**THE PROBLEM**: Output each entry exactly; skip nothing.

**RECORD SET**:
>> START

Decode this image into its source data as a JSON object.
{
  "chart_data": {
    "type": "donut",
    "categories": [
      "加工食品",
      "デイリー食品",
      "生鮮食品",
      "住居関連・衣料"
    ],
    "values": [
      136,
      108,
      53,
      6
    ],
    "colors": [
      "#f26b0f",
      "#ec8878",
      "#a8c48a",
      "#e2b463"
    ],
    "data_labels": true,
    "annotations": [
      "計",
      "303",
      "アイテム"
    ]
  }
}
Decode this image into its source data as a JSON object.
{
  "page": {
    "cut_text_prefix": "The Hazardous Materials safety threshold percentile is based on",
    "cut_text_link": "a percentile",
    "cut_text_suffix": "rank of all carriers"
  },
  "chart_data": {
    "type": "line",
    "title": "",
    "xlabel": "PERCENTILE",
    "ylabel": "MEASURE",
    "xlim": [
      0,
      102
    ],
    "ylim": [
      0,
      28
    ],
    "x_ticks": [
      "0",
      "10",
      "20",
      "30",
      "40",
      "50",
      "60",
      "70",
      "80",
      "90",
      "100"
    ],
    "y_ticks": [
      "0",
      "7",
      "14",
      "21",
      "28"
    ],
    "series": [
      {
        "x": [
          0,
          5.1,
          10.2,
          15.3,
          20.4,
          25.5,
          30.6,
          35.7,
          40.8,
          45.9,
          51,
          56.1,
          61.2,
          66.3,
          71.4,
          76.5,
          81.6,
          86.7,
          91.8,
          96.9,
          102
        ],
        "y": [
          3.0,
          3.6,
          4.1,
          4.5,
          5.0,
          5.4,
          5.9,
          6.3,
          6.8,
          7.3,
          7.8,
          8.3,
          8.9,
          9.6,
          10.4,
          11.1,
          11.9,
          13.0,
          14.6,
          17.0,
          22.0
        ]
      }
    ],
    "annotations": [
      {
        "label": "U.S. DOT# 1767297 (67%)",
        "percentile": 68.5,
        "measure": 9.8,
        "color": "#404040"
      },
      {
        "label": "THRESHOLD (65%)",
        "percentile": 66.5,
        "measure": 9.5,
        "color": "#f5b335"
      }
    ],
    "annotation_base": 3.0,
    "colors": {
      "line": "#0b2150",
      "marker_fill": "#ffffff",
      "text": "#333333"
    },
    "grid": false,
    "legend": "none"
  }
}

>> END

**EXERCISE ANSWER**:
Decode this image into its source data as a JSON object.
{
  "chart_data": {
    "type": "donut",
    "categories": [
      "加工食品",
      "デイリー食品",
      "生鮮食品",
      "住居関連・衣料"
    ],
    "values": [
      136,
      108,
      53,
      6
    ],
    "colors": [
      "#f26b0f",
      "#ec8878",
      "#a8c48a",
      "#e2b463"
    ],
    "data_labels": true,
    "annotations": [
      "計",
      "303",
      "アイテム"
    ]
  }
}
Decode this image into its source data as a JSON object.
{
  "page": {
    "cut_text_prefix": "The Hazardous Materials safety threshold percentile is based on",
    "cut_text_link": "a percentile",
    "cut_text_suffix": "rank of all carriers"
  },
  "chart_data": {
    "type": "line",
    "title": "",
    "xlabel": "PERCENTILE",
    "ylabel": "MEASURE",
    "xlim": [
      0,
      102
    ],
    "ylim": [
      0,
      28
    ],
    "x_ticks": [
      "0",
      "10",
      "20",
      "30",
      "40",
      "50",
      "60",
      "70",
      "80",
      "90",
      "100"
    ],
    "y_ticks": [
      "0",
      "7",
      "14",
      "21",
      "28"
    ],
    "series": [
      {
        "x": [
          0,
          5.1,
          10.2,
          15.3,
          20.4,
          25.5,
          30.6,
          35.7,
          40.8,
          45.9,
          51,
          56.1,
          61.2,
          66.3,
          71.4,
          76.5,
          81.6,
          86.7,
          91.8,
          96.9,
          102
        ],
        "y": [
          3.0,
          3.6,
          4.1,
          4.5,
          5.0,
          5.4,
          5.9,
          6.3,
          6.8,
          7.3,
          7.8,
          8.3,
          8.9,
          9.6,
          10.4,
          11.1,
          11.9,
          13.0,
          14.6,
          17.0,
          22.0
        ]
      }
    ],
    "annotations": [
      {
        "label": "U.S. DOT# 1767297 (67%)",
        "percentile": 68.5,
        "measure": 9.8,
        "color": "#404040"
      },
      {
        "label": "THRESHOLD (65%)",
        "percentile": 66.5,
        "measure": 9.5,
        "color": "#f5b335"
      }
    ],
    "annotation_base": 3.0,
    "colors": {
      "line": "#0b2150",
      "marker_fill": "#ffffff",
      "text": "#333333"
    },
    "grid": false,
    "legend": "none"
  }
}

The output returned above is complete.